Task to complete
Find each line with the word "成本估算" and state how many there are, nothing more.

Stored data
[start]

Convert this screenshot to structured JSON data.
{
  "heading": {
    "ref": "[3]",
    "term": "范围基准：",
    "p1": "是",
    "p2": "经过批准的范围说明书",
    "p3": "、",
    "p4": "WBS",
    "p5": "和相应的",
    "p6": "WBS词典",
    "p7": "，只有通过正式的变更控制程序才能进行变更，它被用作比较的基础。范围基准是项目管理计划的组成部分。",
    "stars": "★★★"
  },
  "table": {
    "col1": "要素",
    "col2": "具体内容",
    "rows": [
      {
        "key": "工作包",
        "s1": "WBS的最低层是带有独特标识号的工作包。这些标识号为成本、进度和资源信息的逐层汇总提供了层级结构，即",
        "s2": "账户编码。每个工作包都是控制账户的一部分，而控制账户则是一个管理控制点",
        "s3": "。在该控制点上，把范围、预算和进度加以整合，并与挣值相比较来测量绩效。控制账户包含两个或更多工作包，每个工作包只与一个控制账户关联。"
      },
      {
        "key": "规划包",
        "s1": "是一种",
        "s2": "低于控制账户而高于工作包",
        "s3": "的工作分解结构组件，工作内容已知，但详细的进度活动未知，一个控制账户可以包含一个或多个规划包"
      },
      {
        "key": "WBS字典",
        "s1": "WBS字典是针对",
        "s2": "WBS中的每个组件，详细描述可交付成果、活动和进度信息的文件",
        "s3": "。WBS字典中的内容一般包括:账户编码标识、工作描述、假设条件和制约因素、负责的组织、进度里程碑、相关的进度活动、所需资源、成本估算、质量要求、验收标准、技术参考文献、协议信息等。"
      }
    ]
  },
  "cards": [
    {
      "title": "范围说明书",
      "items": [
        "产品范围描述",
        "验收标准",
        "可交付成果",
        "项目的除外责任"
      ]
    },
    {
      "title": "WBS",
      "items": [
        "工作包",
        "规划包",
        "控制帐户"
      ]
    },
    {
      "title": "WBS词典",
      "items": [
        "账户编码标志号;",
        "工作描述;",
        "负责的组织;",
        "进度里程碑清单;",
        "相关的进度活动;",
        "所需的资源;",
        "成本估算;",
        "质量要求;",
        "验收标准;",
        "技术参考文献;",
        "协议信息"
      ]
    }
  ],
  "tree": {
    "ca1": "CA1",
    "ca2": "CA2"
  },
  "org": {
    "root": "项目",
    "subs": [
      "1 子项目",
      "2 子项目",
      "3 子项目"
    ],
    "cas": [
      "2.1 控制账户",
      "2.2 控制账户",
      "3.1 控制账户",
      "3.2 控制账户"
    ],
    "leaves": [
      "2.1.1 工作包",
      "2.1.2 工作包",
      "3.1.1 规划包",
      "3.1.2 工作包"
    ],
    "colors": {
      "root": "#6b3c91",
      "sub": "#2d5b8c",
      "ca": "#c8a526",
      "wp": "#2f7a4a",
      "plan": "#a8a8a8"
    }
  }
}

[end]

Written solution
2